RECORDED DATA:

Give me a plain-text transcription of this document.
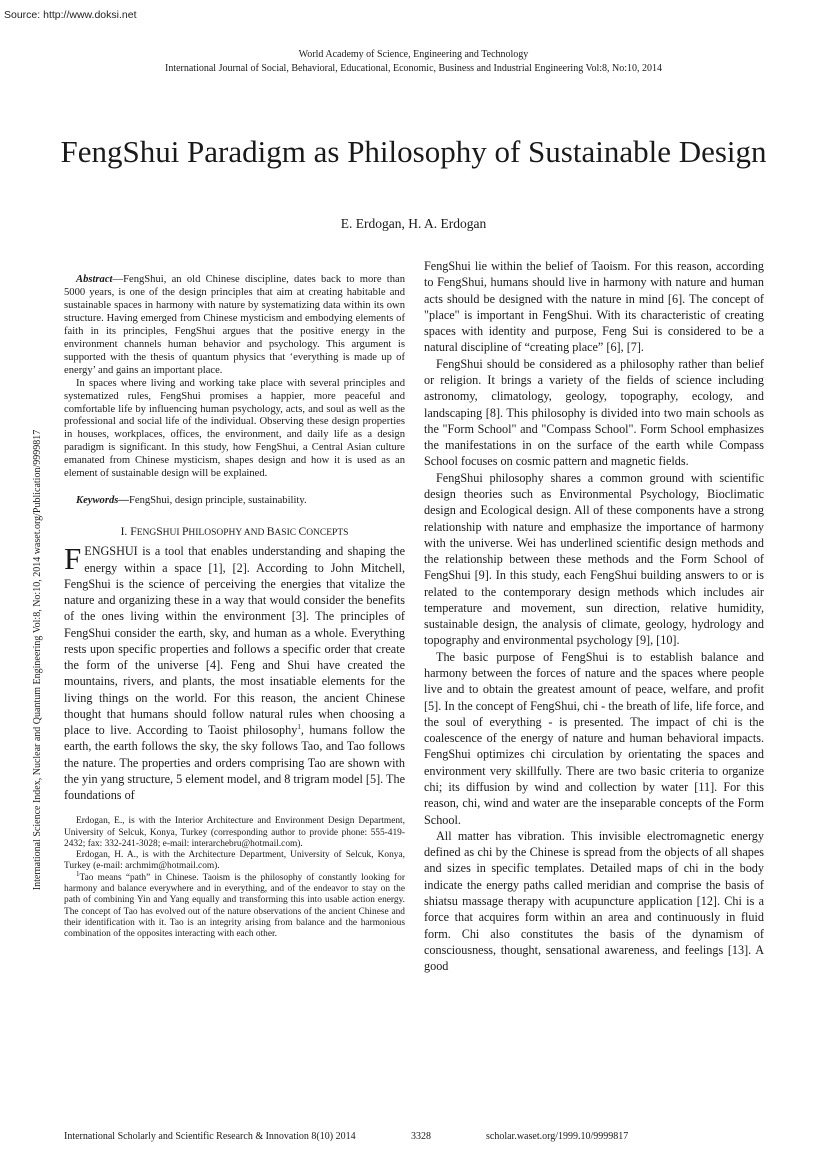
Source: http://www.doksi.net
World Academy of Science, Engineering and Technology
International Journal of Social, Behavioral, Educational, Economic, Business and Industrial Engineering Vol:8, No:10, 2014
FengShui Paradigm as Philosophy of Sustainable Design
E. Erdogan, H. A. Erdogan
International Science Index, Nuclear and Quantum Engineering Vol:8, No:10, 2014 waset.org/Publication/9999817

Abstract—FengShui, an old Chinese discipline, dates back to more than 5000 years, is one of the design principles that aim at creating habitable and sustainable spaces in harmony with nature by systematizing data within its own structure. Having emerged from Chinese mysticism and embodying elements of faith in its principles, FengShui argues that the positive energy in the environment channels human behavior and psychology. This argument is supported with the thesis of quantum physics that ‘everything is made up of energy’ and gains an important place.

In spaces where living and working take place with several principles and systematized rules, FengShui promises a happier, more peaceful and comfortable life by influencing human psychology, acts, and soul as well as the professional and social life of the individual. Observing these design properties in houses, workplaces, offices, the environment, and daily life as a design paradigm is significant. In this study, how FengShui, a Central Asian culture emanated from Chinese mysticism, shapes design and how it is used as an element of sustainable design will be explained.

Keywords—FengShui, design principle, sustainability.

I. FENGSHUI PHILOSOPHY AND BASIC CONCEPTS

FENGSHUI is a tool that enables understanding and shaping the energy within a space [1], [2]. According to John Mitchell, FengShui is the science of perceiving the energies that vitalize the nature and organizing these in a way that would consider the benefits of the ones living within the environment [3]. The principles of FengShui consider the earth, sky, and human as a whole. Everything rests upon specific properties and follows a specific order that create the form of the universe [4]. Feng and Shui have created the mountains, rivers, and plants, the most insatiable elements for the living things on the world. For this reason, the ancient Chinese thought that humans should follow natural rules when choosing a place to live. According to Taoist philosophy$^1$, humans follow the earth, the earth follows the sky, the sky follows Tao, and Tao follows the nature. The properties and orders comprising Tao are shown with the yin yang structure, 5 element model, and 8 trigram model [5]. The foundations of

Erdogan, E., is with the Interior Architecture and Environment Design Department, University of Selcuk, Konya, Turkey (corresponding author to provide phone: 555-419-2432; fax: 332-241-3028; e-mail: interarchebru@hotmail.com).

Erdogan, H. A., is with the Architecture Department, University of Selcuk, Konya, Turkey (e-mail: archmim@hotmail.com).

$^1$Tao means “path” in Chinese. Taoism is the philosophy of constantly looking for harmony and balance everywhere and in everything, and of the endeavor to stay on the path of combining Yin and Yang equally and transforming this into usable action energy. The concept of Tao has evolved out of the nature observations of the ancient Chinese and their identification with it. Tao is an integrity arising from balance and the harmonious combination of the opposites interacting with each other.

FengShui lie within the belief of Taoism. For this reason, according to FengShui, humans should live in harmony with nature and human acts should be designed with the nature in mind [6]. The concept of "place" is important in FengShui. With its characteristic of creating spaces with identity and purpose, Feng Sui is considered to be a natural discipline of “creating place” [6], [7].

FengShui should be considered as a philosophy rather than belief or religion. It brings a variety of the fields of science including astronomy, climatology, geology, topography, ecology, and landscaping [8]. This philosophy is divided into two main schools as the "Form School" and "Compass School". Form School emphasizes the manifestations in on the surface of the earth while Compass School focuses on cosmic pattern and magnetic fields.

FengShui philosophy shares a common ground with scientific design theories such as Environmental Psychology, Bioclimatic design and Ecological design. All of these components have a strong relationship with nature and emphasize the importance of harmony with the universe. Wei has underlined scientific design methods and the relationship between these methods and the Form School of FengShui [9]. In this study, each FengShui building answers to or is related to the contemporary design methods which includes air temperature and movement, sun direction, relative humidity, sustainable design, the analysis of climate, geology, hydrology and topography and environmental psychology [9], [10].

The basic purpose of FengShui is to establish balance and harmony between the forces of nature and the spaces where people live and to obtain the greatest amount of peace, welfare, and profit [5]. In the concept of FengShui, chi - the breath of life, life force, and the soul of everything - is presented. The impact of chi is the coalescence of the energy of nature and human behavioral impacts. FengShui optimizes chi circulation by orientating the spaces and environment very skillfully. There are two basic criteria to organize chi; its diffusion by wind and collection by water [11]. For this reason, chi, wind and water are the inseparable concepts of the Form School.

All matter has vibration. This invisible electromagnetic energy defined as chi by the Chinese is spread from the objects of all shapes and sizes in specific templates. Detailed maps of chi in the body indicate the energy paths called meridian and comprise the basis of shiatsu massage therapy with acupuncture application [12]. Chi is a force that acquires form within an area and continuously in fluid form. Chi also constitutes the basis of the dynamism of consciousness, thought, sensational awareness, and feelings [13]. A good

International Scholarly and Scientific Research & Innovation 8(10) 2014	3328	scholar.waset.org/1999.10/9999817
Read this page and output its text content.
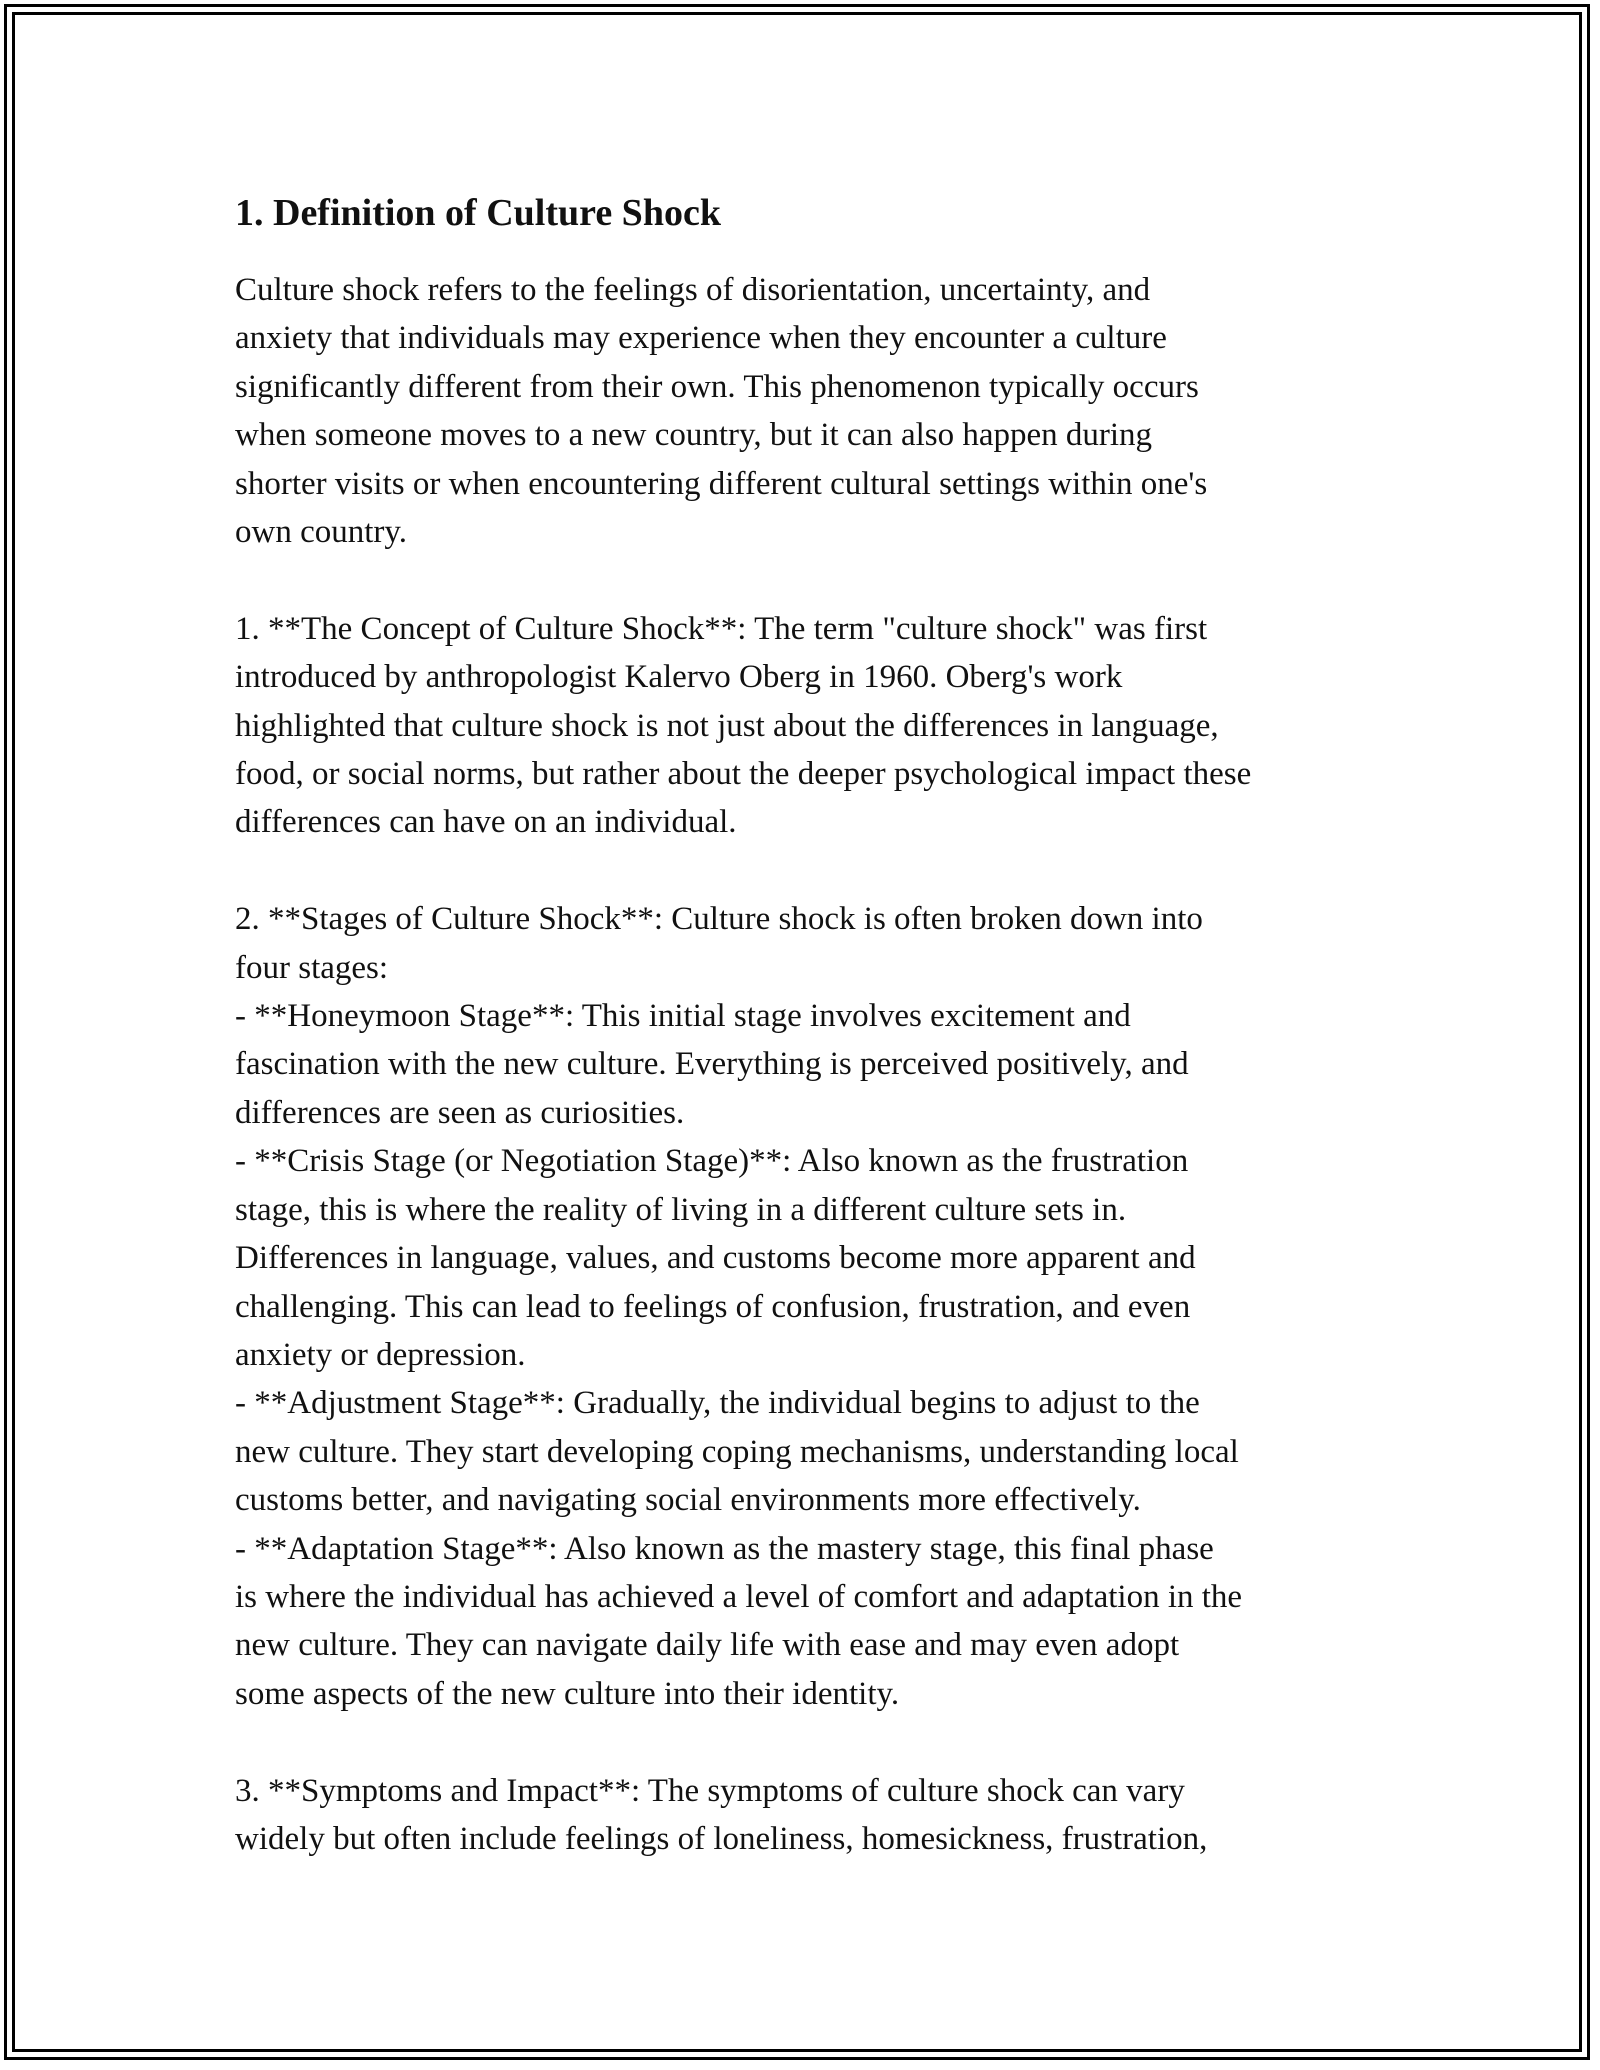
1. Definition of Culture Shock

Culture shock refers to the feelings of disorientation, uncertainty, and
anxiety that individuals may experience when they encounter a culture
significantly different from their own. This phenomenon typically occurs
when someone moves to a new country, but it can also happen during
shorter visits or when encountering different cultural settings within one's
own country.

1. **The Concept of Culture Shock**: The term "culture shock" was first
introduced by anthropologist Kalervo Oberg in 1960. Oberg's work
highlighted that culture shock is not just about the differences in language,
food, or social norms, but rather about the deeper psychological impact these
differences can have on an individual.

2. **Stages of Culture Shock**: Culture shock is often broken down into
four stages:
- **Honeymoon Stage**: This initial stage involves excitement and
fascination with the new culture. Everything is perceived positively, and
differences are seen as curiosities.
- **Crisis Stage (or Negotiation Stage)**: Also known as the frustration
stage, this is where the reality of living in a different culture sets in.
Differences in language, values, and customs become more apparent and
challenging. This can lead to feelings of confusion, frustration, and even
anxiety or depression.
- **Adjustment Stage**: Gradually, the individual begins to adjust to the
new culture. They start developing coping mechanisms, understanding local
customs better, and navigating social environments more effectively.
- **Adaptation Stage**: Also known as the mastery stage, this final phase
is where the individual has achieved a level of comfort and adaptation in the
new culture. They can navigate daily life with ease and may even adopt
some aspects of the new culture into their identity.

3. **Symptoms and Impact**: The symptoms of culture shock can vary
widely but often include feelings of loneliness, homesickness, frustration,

INSTRUCTIONS TO FOLLOW:
Write every entry out again exactly, dropping the pictures.

WRITTEN RESPONSE:
Give me a plain-text transcription of this document.
Source: http://www.doksi.net
World Academy of Science, Engineering and Technology
International Journal of Social, Behavioral, Educational, Economic, Business and Industrial Engineering Vol:8, No:10, 2014
FengShui Paradigm as Philosophy of Sustainable Design
E. Erdogan, H. A. Erdogan
International Science Index, Nuclear and Quantum Engineering Vol:8, No:10, 2014 waset.org/Publication/9999817

Abstract—FengShui, an old Chinese discipline, dates back to more than 5000 years, is one of the design principles that aim at creating habitable and sustainable spaces in harmony with nature by systematizing data within its own structure. Having emerged from Chinese mysticism and embodying elements of faith in its principles, FengShui argues that the positive energy in the environment channels human behavior and psychology. This argument is supported with the thesis of quantum physics that ‘everything is made up of energy’ and gains an important place.

In spaces where living and working take place with several principles and systematized rules, FengShui promises a happier, more peaceful and comfortable life by influencing human psychology, acts, and soul as well as the professional and social life of the individual. Observing these design properties in houses, workplaces, offices, the environment, and daily life as a design paradigm is significant. In this study, how FengShui, a Central Asian culture emanated from Chinese mysticism, shapes design and how it is used as an element of sustainable design will be explained.

Keywords—FengShui, design principle, sustainability.

I. FENGSHUI PHILOSOPHY AND BASIC CONCEPTS

FENGSHUI is a tool that enables understanding and shaping the energy within a space [1], [2]. According to John Mitchell, FengShui is the science of perceiving the energies that vitalize the nature and organizing these in a way that would consider the benefits of the ones living within the environment [3]. The principles of FengShui consider the earth, sky, and human as a whole. Everything rests upon specific properties and follows a specific order that create the form of the universe [4]. Feng and Shui have created the mountains, rivers, and plants, the most insatiable elements for the living things on the world. For this reason, the ancient Chinese thought that humans should follow natural rules when choosing a place to live. According to Taoist philosophy$^1$, humans follow the earth, the earth follows the sky, the sky follows Tao, and Tao follows the nature. The properties and orders comprising Tao are shown with the yin yang structure, 5 element model, and 8 trigram model [5]. The foundations of

Erdogan, E., is with the Interior Architecture and Environment Design Department, University of Selcuk, Konya, Turkey (corresponding author to provide phone: 555-419-2432; fax: 332-241-3028; e-mail: interarchebru@hotmail.com).

Erdogan, H. A., is with the Architecture Department, University of Selcuk, Konya, Turkey (e-mail: archmim@hotmail.com).

$^1$Tao means “path” in Chinese. Taoism is the philosophy of constantly looking for harmony and balance everywhere and in everything, and of the endeavor to stay on the path of combining Yin and Yang equally and transforming this into usable action energy. The concept of Tao has evolved out of the nature observations of the ancient Chinese and their identification with it. Tao is an integrity arising from balance and the harmonious combination of the opposites interacting with each other.

FengShui lie within the belief of Taoism. For this reason, according to FengShui, humans should live in harmony with nature and human acts should be designed with the nature in mind [6]. The concept of "place" is important in FengShui. With its characteristic of creating spaces with identity and purpose, Feng Sui is considered to be a natural discipline of “creating place” [6], [7].

FengShui should be considered as a philosophy rather than belief or religion. It brings a variety of the fields of science including astronomy, climatology, geology, topography, ecology, and landscaping [8]. This philosophy is divided into two main schools as the "Form School" and "Compass School". Form School emphasizes the manifestations in on the surface of the earth while Compass School focuses on cosmic pattern and magnetic fields.

FengShui philosophy shares a common ground with scientific design theories such as Environmental Psychology, Bioclimatic design and Ecological design. All of these components have a strong relationship with nature and emphasize the importance of harmony with the universe. Wei has underlined scientific design methods and the relationship between these methods and the Form School of FengShui [9]. In this study, each FengShui building answers to or is related to the contemporary design methods which includes air temperature and movement, sun direction, relative humidity, sustainable design, the analysis of climate, geology, hydrology and topography and environmental psychology [9], [10].

The basic purpose of FengShui is to establish balance and harmony between the forces of nature and the spaces where people live and to obtain the greatest amount of peace, welfare, and profit [5]. In the concept of FengShui, chi - the breath of life, life force, and the soul of everything - is presented. The impact of chi is the coalescence of the energy of nature and human behavioral impacts. FengShui optimizes chi circulation by orientating the spaces and environment very skillfully. There are two basic criteria to organize chi; its diffusion by wind and collection by water [11]. For this reason, chi, wind and water are the inseparable concepts of the Form School.

All matter has vibration. This invisible electromagnetic energy defined as chi by the Chinese is spread from the objects of all shapes and sizes in specific templates. Detailed maps of chi in the body indicate the energy paths called meridian and comprise the basis of shiatsu massage therapy with acupuncture application [12]. Chi is a force that acquires form within an area and continuously in fluid form. Chi also constitutes the basis of the dynamism of consciousness, thought, sensational awareness, and feelings [13]. A good

International Scholarly and Scientific Research & Innovation 8(10) 2014	3328	scholar.waset.org/1999.10/9999817
Read this page and output its text content.
1. Definition of Culture Shock

Culture shock refers to the feelings of disorientation, uncertainty, and
anxiety that individuals may experience when they encounter a culture
significantly different from their own. This phenomenon typically occurs
when someone moves to a new country, but it can also happen during
shorter visits or when encountering different cultural settings within one's
own country.

1. **The Concept of Culture Shock**: The term "culture shock" was first
introduced by anthropologist Kalervo Oberg in 1960. Oberg's work
highlighted that culture shock is not just about the differences in language,
food, or social norms, but rather about the deeper psychological impact these
differences can have on an individual.

2. **Stages of Culture Shock**: Culture shock is often broken down into
four stages:
- **Honeymoon Stage**: This initial stage involves excitement and
fascination with the new culture. Everything is perceived positively, and
differences are seen as curiosities.
- **Crisis Stage (or Negotiation Stage)**: Also known as the frustration
stage, this is where the reality of living in a different culture sets in.
Differences in language, values, and customs become more apparent and
challenging. This can lead to feelings of confusion, frustration, and even
anxiety or depression.
- **Adjustment Stage**: Gradually, the individual begins to adjust to the
new culture. They start developing coping mechanisms, understanding local
customs better, and navigating social environments more effectively.
- **Adaptation Stage**: Also known as the mastery stage, this final phase
is where the individual has achieved a level of comfort and adaptation in the
new culture. They can navigate daily life with ease and may even adopt
some aspects of the new culture into their identity.

3. **Symptoms and Impact**: The symptoms of culture shock can vary
widely but often include feelings of loneliness, homesickness, frustration,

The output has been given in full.